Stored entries
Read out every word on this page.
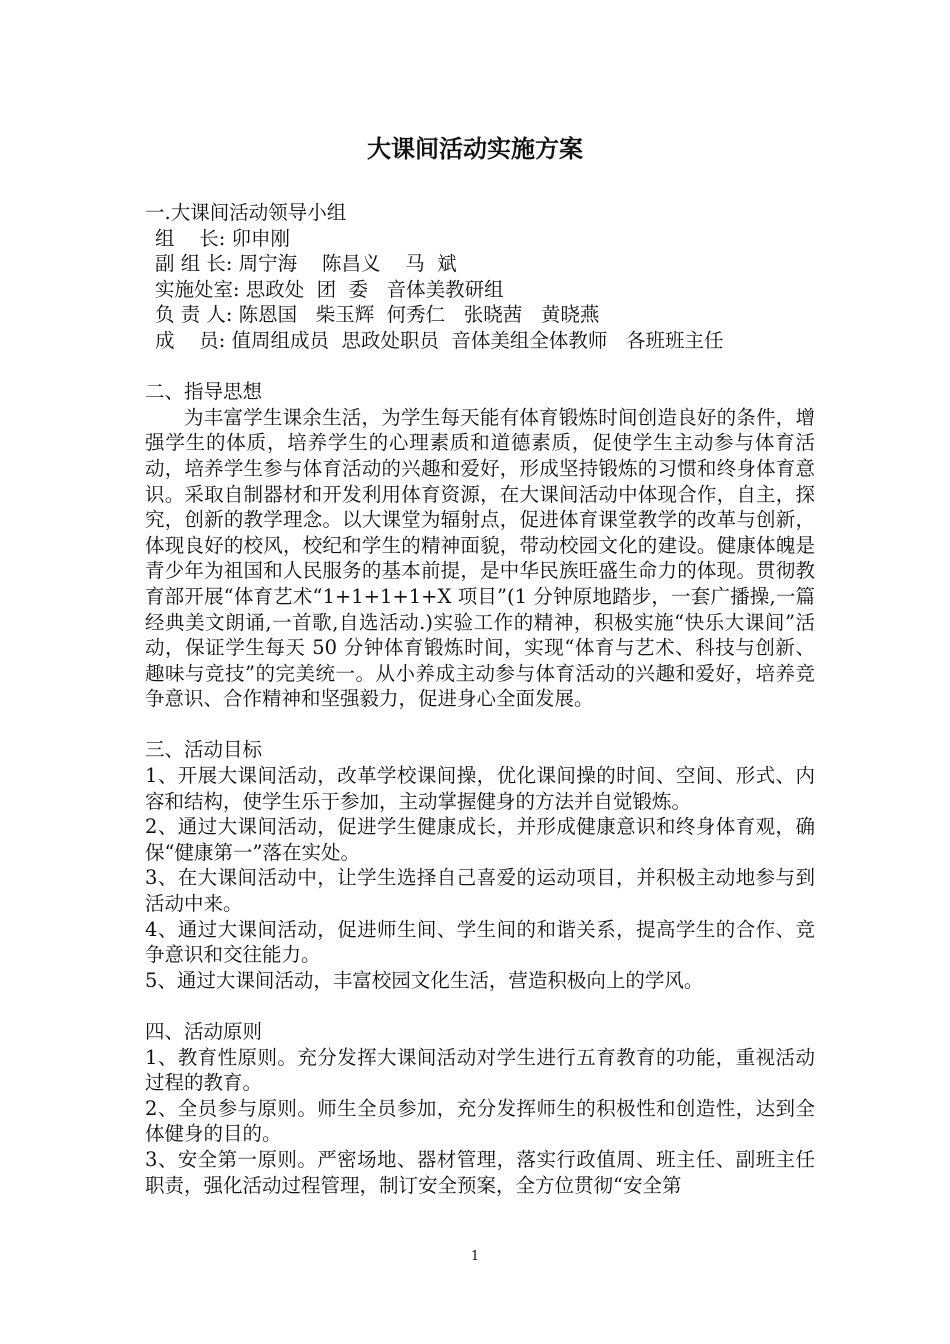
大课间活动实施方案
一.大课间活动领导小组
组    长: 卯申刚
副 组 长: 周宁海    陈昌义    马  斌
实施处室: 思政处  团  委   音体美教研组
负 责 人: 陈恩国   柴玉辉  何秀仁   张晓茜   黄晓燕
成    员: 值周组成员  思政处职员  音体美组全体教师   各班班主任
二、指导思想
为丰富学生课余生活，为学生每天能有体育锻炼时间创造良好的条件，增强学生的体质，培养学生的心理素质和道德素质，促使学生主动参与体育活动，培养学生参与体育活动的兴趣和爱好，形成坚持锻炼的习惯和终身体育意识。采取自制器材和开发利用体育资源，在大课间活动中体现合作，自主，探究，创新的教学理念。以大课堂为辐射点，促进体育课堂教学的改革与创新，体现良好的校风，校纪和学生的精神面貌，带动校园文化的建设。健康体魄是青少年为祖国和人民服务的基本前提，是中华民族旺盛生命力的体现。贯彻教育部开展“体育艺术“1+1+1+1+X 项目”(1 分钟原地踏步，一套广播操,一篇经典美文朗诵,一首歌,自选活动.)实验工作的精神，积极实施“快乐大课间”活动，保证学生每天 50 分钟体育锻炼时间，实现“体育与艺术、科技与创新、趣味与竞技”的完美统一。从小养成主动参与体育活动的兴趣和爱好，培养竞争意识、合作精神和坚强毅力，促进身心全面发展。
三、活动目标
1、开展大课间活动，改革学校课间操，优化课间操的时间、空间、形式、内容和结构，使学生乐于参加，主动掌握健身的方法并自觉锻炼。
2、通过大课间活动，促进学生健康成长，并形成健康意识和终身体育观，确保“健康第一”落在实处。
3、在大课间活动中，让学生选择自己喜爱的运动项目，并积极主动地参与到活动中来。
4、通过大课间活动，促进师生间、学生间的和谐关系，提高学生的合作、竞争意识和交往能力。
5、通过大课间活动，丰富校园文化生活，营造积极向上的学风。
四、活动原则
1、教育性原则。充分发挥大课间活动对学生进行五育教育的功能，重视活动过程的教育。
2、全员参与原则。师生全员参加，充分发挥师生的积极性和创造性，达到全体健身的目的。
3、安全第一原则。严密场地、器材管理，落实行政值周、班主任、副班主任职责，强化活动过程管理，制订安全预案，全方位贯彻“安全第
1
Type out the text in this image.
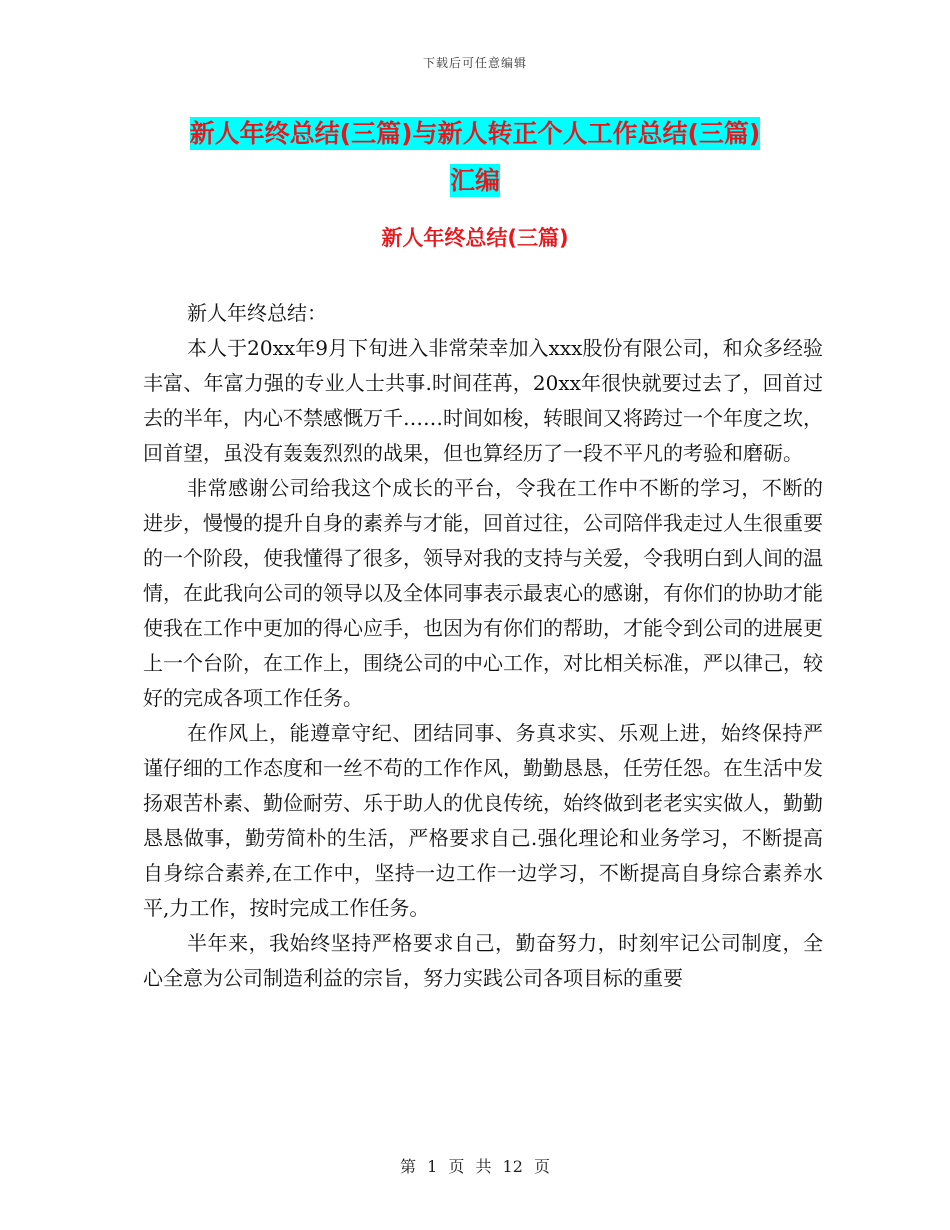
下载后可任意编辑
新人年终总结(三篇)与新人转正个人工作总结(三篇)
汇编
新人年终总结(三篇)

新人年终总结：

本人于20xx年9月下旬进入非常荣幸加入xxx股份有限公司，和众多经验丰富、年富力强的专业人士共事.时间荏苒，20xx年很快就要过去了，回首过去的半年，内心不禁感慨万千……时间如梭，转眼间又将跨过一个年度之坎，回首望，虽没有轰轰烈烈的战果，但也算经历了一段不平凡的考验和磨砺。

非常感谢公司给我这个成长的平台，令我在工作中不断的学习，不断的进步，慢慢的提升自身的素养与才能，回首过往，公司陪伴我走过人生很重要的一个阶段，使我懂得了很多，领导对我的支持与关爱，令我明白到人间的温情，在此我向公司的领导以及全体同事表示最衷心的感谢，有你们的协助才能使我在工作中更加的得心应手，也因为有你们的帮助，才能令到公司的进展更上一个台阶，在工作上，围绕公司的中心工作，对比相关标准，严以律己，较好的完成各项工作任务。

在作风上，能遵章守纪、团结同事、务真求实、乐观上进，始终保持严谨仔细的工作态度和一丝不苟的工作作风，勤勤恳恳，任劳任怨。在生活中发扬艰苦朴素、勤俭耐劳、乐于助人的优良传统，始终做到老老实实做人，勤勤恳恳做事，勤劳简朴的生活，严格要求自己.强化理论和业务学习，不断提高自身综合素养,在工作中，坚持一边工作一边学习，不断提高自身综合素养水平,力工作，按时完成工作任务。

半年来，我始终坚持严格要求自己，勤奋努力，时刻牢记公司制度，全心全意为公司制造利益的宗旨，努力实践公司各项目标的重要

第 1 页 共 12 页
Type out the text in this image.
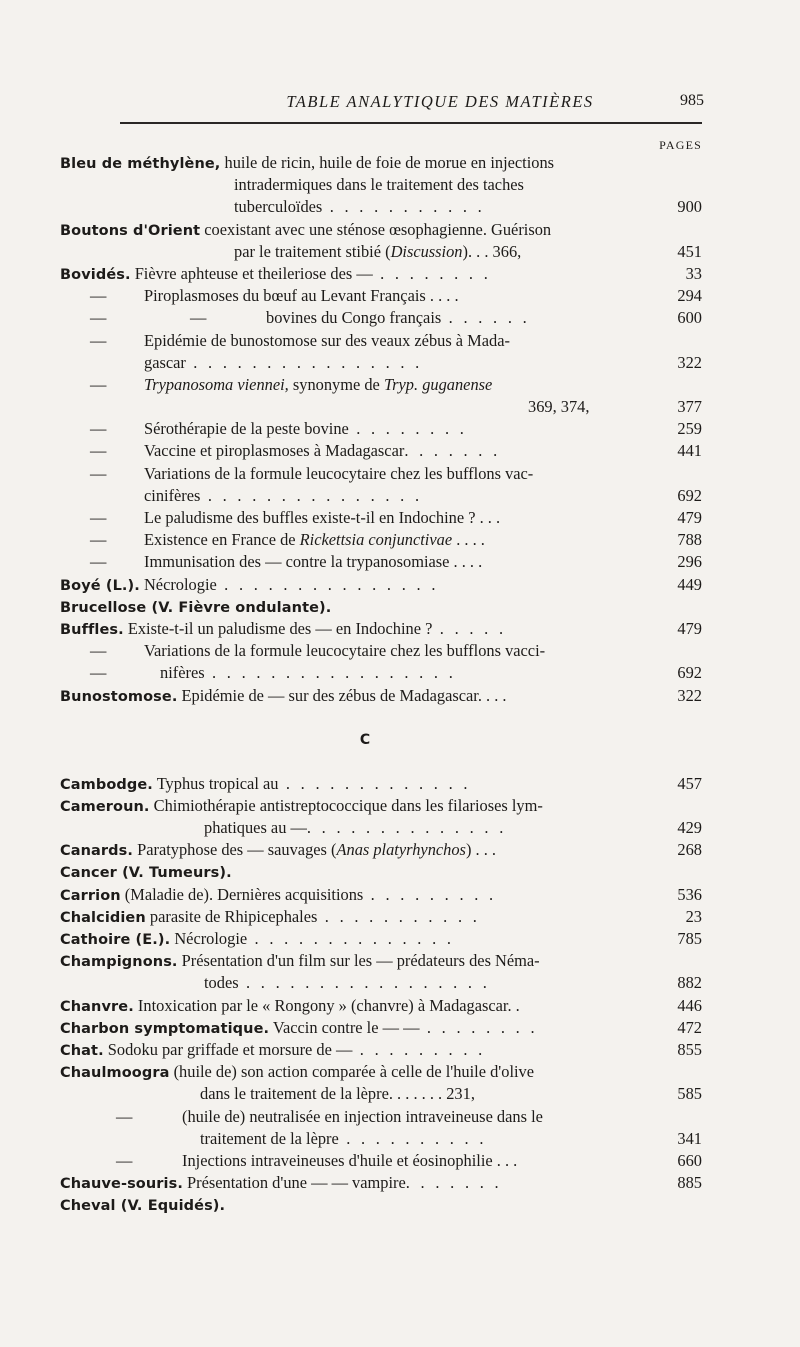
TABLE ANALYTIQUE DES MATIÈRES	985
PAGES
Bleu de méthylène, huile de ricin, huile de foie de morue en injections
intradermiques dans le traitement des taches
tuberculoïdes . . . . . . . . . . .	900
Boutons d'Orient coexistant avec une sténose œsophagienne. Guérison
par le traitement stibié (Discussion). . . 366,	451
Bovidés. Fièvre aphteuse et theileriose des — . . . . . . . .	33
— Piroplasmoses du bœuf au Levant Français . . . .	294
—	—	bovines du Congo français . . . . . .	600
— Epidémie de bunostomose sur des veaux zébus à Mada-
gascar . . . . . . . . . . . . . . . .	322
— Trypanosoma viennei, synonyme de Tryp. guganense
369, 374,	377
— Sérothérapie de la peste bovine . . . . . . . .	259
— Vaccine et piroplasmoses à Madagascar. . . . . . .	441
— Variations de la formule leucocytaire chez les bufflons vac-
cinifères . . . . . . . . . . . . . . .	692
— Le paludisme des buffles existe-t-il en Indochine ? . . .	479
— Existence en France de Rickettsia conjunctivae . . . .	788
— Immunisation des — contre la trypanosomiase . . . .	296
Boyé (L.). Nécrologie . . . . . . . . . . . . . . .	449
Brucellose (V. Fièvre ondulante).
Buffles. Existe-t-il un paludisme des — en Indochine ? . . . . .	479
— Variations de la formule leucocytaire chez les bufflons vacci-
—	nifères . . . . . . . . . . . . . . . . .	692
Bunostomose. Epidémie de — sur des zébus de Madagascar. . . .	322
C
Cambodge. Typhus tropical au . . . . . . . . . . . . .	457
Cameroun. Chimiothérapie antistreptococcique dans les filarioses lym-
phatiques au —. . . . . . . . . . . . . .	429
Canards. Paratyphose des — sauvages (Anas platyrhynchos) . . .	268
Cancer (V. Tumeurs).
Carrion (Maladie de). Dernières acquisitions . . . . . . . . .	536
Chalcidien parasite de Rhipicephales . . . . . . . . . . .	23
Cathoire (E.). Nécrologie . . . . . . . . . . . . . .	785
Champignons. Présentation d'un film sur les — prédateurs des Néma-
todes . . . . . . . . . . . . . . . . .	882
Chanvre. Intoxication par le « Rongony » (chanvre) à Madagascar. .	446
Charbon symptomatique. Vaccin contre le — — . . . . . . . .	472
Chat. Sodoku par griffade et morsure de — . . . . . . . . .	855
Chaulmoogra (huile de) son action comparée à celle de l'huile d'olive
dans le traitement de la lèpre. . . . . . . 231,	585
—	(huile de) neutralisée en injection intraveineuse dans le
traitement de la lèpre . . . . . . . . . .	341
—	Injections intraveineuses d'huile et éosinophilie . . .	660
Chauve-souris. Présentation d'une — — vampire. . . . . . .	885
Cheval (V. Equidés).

REQUIREMENTS:
Reproduce all of the material above word for word. Omit the pictures.

ANSWER TO THIS PROBLEM:
Read out every word on this page.
大课间活动实施方案
一.大课间活动领导小组
组    长: 卯申刚
副 组 长: 周宁海    陈昌义    马  斌
实施处室: 思政处  团  委   音体美教研组
负 责 人: 陈恩国   柴玉辉  何秀仁   张晓茜   黄晓燕
成    员: 值周组成员  思政处职员  音体美组全体教师   各班班主任
二、指导思想
为丰富学生课余生活，为学生每天能有体育锻炼时间创造良好的条件，增强学生的体质，培养学生的心理素质和道德素质，促使学生主动参与体育活动，培养学生参与体育活动的兴趣和爱好，形成坚持锻炼的习惯和终身体育意识。采取自制器材和开发利用体育资源，在大课间活动中体现合作，自主，探究，创新的教学理念。以大课堂为辐射点，促进体育课堂教学的改革与创新，体现良好的校风，校纪和学生的精神面貌，带动校园文化的建设。健康体魄是青少年为祖国和人民服务的基本前提，是中华民族旺盛生命力的体现。贯彻教育部开展“体育艺术“1+1+1+1+X 项目”(1 分钟原地踏步，一套广播操,一篇经典美文朗诵,一首歌,自选活动.)实验工作的精神，积极实施“快乐大课间”活动，保证学生每天 50 分钟体育锻炼时间，实现“体育与艺术、科技与创新、趣味与竞技”的完美统一。从小养成主动参与体育活动的兴趣和爱好，培养竞争意识、合作精神和坚强毅力，促进身心全面发展。
三、活动目标
1、开展大课间活动，改革学校课间操，优化课间操的时间、空间、形式、内容和结构，使学生乐于参加，主动掌握健身的方法并自觉锻炼。
2、通过大课间活动，促进学生健康成长，并形成健康意识和终身体育观，确保“健康第一”落在实处。
3、在大课间活动中，让学生选择自己喜爱的运动项目，并积极主动地参与到活动中来。
4、通过大课间活动，促进师生间、学生间的和谐关系，提高学生的合作、竞争意识和交往能力。
5、通过大课间活动，丰富校园文化生活，营造积极向上的学风。
四、活动原则
1、教育性原则。充分发挥大课间活动对学生进行五育教育的功能，重视活动过程的教育。
2、全员参与原则。师生全员参加，充分发挥师生的积极性和创造性，达到全体健身的目的。
3、安全第一原则。严密场地、器材管理，落实行政值周、班主任、副班主任职责，强化活动过程管理，制订安全预案，全方位贯彻“安全第
1
Type out the text in this image.
下载后可任意编辑
新人年终总结(三篇)与新人转正个人工作总结(三篇)
汇编
新人年终总结(三篇)

新人年终总结：

本人于20xx年9月下旬进入非常荣幸加入xxx股份有限公司，和众多经验丰富、年富力强的专业人士共事.时间荏苒，20xx年很快就要过去了，回首过去的半年，内心不禁感慨万千……时间如梭，转眼间又将跨过一个年度之坎，回首望，虽没有轰轰烈烈的战果，但也算经历了一段不平凡的考验和磨砺。

非常感谢公司给我这个成长的平台，令我在工作中不断的学习，不断的进步，慢慢的提升自身的素养与才能，回首过往，公司陪伴我走过人生很重要的一个阶段，使我懂得了很多，领导对我的支持与关爱，令我明白到人间的温情，在此我向公司的领导以及全体同事表示最衷心的感谢，有你们的协助才能使我在工作中更加的得心应手，也因为有你们的帮助，才能令到公司的进展更上一个台阶，在工作上，围绕公司的中心工作，对比相关标准，严以律己，较好的完成各项工作任务。

在作风上，能遵章守纪、团结同事、务真求实、乐观上进，始终保持严谨仔细的工作态度和一丝不苟的工作作风，勤勤恳恳，任劳任怨。在生活中发扬艰苦朴素、勤俭耐劳、乐于助人的优良传统，始终做到老老实实做人，勤勤恳恳做事，勤劳简朴的生活，严格要求自己.强化理论和业务学习，不断提高自身综合素养,在工作中，坚持一边工作一边学习，不断提高自身综合素养水平,力工作，按时完成工作任务。

半年来，我始终坚持严格要求自己，勤奋努力，时刻牢记公司制度，全心全意为公司制造利益的宗旨，努力实践公司各项目标的重要

第 1 页 共 12 页
Type out the text in this image.
TABLE ANALYTIQUE DES MATIÈRES	985
PAGES
Bleu de méthylène, huile de ricin, huile de foie de morue en injections
intradermiques dans le traitement des taches
tuberculoïdes . . . . . . . . . . .	900
Boutons d'Orient coexistant avec une sténose œsophagienne. Guérison
par le traitement stibié (Discussion). . . 366,	451
Bovidés. Fièvre aphteuse et theileriose des — . . . . . . . .	33
— Piroplasmoses du bœuf au Levant Français . . . .	294
—	—	bovines du Congo français . . . . . .	600
— Epidémie de bunostomose sur des veaux zébus à Mada-
gascar . . . . . . . . . . . . . . . .	322
— Trypanosoma viennei, synonyme de Tryp. guganense
369, 374,	377
— Sérothérapie de la peste bovine . . . . . . . .	259
— Vaccine et piroplasmoses à Madagascar. . . . . . .	441
— Variations de la formule leucocytaire chez les bufflons vac-
cinifères . . . . . . . . . . . . . . .	692
— Le paludisme des buffles existe-t-il en Indochine ? . . .	479
— Existence en France de Rickettsia conjunctivae . . . .	788
— Immunisation des — contre la trypanosomiase . . . .	296
Boyé (L.). Nécrologie . . . . . . . . . . . . . . .	449
Brucellose (V. Fièvre ondulante).
Buffles. Existe-t-il un paludisme des — en Indochine ? . . . . .	479
— Variations de la formule leucocytaire chez les bufflons vacci-
—	nifères . . . . . . . . . . . . . . . . .	692
Bunostomose. Epidémie de — sur des zébus de Madagascar. . . .	322
C
Cambodge. Typhus tropical au . . . . . . . . . . . . .	457
Cameroun. Chimiothérapie antistreptococcique dans les filarioses lym-
phatiques au —. . . . . . . . . . . . . .	429
Canards. Paratyphose des — sauvages (Anas platyrhynchos) . . .	268
Cancer (V. Tumeurs).
Carrion (Maladie de). Dernières acquisitions . . . . . . . . .	536
Chalcidien parasite de Rhipicephales . . . . . . . . . . .	23
Cathoire (E.). Nécrologie . . . . . . . . . . . . . .	785
Champignons. Présentation d'un film sur les — prédateurs des Néma-
todes . . . . . . . . . . . . . . . . .	882
Chanvre. Intoxication par le « Rongony » (chanvre) à Madagascar. .	446
Charbon symptomatique. Vaccin contre le — — . . . . . . . .	472
Chat. Sodoku par griffade et morsure de — . . . . . . . . .	855
Chaulmoogra (huile de) son action comparée à celle de l'huile d'olive
dans le traitement de la lèpre. . . . . . . 231,	585
—	(huile de) neutralisée en injection intraveineuse dans le
traitement de la lèpre . . . . . . . . . .	341
—	Injections intraveineuses d'huile et éosinophilie . . .	660
Chauve-souris. Présentation d'une — — vampire. . . . . . .	885
Cheval (V. Equidés).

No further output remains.